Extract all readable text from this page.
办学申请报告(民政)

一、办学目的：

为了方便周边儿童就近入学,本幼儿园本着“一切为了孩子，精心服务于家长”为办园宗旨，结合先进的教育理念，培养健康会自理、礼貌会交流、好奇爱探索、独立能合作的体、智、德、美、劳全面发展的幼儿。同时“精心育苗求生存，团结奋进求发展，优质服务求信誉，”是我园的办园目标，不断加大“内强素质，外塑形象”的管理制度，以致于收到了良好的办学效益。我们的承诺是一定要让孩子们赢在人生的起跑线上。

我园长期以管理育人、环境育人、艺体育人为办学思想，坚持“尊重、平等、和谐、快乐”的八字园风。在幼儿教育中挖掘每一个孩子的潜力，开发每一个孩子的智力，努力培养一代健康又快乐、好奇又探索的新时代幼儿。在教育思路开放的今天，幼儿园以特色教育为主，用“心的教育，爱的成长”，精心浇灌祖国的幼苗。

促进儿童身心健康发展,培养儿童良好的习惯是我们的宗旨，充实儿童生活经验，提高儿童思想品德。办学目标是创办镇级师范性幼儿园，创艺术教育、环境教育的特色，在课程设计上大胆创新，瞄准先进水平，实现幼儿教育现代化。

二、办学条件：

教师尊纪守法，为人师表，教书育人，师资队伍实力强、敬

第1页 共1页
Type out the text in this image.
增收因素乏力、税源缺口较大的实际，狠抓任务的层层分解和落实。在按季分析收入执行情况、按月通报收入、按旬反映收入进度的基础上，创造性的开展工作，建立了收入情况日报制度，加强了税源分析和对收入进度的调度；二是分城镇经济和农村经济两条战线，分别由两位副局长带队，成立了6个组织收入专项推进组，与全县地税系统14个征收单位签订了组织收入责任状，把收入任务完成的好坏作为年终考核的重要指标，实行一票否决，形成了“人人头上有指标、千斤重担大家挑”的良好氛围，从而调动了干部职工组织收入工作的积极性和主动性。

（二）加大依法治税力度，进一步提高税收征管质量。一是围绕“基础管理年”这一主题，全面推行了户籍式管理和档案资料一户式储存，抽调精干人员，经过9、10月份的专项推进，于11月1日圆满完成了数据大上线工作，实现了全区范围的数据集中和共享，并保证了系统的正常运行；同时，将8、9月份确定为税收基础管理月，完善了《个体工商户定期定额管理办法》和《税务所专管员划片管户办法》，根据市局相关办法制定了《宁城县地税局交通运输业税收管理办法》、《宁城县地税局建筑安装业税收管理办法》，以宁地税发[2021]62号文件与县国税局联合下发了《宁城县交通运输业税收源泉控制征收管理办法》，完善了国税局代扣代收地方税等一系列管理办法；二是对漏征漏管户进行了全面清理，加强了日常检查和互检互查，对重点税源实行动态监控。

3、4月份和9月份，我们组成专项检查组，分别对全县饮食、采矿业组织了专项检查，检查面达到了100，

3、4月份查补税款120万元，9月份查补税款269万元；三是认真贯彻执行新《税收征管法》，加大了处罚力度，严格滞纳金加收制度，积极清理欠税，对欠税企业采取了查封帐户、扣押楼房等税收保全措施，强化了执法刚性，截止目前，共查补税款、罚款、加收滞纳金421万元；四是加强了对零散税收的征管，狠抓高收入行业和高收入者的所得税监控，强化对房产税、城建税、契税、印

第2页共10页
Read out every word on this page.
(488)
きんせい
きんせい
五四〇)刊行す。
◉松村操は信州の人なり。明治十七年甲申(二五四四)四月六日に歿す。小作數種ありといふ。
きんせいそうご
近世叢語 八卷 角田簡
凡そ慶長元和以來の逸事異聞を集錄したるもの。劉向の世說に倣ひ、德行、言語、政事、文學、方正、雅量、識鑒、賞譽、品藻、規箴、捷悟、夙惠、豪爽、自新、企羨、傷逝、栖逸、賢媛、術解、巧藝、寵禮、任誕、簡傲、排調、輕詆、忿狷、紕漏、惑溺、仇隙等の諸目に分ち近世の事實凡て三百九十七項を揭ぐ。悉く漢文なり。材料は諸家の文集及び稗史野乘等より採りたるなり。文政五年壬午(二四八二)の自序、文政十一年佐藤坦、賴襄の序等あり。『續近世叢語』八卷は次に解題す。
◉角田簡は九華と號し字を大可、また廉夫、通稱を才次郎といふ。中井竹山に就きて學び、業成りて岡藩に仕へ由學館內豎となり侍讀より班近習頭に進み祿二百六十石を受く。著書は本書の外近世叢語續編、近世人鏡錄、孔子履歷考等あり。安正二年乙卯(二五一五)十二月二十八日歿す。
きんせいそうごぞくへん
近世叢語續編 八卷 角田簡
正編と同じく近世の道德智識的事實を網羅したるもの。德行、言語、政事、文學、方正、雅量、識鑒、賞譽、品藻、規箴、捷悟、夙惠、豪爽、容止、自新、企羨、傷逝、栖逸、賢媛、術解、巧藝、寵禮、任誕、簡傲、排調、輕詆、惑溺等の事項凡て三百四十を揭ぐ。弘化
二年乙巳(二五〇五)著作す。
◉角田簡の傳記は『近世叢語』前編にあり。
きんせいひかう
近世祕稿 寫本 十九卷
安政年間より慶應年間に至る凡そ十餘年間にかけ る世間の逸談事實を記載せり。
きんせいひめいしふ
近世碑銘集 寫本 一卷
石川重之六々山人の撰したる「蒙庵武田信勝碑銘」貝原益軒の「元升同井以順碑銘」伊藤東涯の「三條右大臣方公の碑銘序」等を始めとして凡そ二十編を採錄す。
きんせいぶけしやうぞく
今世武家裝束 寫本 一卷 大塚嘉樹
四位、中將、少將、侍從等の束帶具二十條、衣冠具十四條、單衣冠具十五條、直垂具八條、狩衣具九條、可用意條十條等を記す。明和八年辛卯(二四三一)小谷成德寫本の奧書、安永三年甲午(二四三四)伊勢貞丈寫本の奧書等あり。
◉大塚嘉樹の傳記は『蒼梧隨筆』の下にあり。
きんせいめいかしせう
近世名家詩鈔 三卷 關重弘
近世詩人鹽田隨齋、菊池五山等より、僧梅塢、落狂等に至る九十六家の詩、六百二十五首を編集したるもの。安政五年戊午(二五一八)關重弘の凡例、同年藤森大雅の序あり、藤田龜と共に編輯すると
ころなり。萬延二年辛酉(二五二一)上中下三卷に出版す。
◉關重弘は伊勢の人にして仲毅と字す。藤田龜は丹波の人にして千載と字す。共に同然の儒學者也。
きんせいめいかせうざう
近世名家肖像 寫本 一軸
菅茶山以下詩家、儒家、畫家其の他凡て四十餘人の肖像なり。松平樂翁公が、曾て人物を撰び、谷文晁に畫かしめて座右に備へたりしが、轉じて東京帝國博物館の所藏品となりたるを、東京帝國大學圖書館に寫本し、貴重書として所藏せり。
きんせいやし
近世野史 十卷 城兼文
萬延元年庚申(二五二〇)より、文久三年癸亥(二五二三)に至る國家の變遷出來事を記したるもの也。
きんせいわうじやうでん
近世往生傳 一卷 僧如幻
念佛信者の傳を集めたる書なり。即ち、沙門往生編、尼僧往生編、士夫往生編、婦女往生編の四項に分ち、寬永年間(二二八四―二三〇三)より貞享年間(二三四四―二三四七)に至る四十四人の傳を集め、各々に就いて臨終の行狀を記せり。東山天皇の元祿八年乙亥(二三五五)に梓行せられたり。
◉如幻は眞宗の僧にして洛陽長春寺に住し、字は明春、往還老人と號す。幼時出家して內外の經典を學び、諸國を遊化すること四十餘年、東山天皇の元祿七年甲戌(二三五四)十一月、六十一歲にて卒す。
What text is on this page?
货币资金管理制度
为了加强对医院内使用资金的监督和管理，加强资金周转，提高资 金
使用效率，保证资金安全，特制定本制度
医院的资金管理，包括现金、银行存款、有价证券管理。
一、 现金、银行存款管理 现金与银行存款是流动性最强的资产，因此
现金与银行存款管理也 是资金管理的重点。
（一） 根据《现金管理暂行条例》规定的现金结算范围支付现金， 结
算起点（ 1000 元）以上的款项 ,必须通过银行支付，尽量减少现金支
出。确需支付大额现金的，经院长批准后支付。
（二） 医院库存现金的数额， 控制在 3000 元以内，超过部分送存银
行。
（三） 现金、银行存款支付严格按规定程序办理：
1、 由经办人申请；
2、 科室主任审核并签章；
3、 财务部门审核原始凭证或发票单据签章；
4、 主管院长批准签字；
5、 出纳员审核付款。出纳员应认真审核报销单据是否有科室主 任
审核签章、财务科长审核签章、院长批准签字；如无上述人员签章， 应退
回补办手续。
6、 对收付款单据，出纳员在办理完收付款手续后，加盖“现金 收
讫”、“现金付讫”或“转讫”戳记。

- - - -

▸ **WRITTEN TASK**
Search the listing for the word "text". Copy every line in which it occurs.

▸ **TASK SOLUTION**
Extract all readable text from this page.
Type out the text in this image.
What text is on this page?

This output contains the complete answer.